(Material to process):
··········

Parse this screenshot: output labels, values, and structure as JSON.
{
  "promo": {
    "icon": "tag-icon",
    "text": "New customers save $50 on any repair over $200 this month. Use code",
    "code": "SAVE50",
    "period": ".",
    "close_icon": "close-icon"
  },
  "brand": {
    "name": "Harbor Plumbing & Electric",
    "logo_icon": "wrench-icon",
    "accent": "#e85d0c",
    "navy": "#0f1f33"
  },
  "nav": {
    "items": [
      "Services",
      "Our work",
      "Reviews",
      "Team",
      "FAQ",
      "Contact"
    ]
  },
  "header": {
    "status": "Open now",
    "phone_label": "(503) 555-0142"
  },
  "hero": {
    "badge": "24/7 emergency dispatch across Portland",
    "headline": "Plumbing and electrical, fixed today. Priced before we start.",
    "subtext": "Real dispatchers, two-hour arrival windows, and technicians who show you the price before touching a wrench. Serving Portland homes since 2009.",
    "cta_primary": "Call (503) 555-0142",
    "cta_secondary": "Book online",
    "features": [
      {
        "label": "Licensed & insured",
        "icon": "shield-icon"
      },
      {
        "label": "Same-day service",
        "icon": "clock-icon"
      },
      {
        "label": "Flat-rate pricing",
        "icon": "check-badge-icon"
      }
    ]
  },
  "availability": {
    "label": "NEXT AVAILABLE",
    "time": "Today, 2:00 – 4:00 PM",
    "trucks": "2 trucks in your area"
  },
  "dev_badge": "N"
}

··········

(Written exercise):
Retype the whole listing, matching it exactly.

(Response):
Parse this screenshot: output labels, values, and structure as JSON.
{
  "promo": {
    "icon": "tag-icon",
    "text": "New customers save $50 on any repair over $200 this month. Use code",
    "code": "SAVE50",
    "period": ".",
    "close_icon": "close-icon"
  },
  "brand": {
    "name": "Harbor Plumbing & Electric",
    "logo_icon": "wrench-icon",
    "accent": "#e85d0c",
    "navy": "#0f1f33"
  },
  "nav": {
    "items": [
      "Services",
      "Our work",
      "Reviews",
      "Team",
      "FAQ",
      "Contact"
    ]
  },
  "header": {
    "status": "Open now",
    "phone_label": "(503) 555-0142"
  },
  "hero": {
    "badge": "24/7 emergency dispatch across Portland",
    "headline": "Plumbing and electrical, fixed today. Priced before we start.",
    "subtext": "Real dispatchers, two-hour arrival windows, and technicians who show you the price before touching a wrench. Serving Portland homes since 2009.",
    "cta_primary": "Call (503) 555-0142",
    "cta_secondary": "Book online",
    "features": [
      {
        "label": "Licensed & insured",
        "icon": "shield-icon"
      },
      {
        "label": "Same-day service",
        "icon": "clock-icon"
      },
      {
        "label": "Flat-rate pricing",
        "icon": "check-badge-icon"
      }
    ]
  },
  "availability": {
    "label": "NEXT AVAILABLE",
    "time": "Today, 2:00 – 4:00 PM",
    "trucks": "2 trucks in your area"
  },
  "dev_badge": "N"
}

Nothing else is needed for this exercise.